==== Record extracts ====
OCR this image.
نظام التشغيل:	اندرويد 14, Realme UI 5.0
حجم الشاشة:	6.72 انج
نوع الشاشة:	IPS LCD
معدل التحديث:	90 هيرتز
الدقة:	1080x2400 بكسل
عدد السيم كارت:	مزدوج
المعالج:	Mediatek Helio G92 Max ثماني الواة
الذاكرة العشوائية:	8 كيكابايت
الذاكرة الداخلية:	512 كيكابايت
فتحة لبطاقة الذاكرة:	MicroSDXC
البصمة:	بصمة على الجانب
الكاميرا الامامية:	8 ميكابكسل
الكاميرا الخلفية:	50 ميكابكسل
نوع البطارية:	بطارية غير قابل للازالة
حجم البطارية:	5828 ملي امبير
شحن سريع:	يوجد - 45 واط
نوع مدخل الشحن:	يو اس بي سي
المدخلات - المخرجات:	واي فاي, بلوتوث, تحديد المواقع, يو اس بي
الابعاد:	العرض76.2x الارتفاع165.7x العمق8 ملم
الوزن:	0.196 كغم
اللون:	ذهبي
====
(Exercise): Go through the listing above and restate it word for word.

(Written answer):
OCR this image.
نظام التشغيل:	اندرويد 14, Realme UI 5.0
حجم الشاشة:	6.72 انج
نوع الشاشة:	IPS LCD
معدل التحديث:	90 هيرتز
الدقة:	1080x2400 بكسل
عدد السيم كارت:	مزدوج
المعالج:	Mediatek Helio G92 Max ثماني الواة
الذاكرة العشوائية:	8 كيكابايت
الذاكرة الداخلية:	512 كيكابايت
فتحة لبطاقة الذاكرة:	MicroSDXC
البصمة:	بصمة على الجانب
الكاميرا الامامية:	8 ميكابكسل
الكاميرا الخلفية:	50 ميكابكسل
نوع البطارية:	بطارية غير قابل للازالة
حجم البطارية:	5828 ملي امبير
شحن سريع:	يوجد - 45 واط
نوع مدخل الشحن:	يو اس بي سي
المدخلات - المخرجات:	واي فاي, بلوتوث, تحديد المواقع, يو اس بي
الابعاد:	العرض76.2x الارتفاع165.7x العمق8 ملم
الوزن:	0.196 كغم
اللون:	ذهبي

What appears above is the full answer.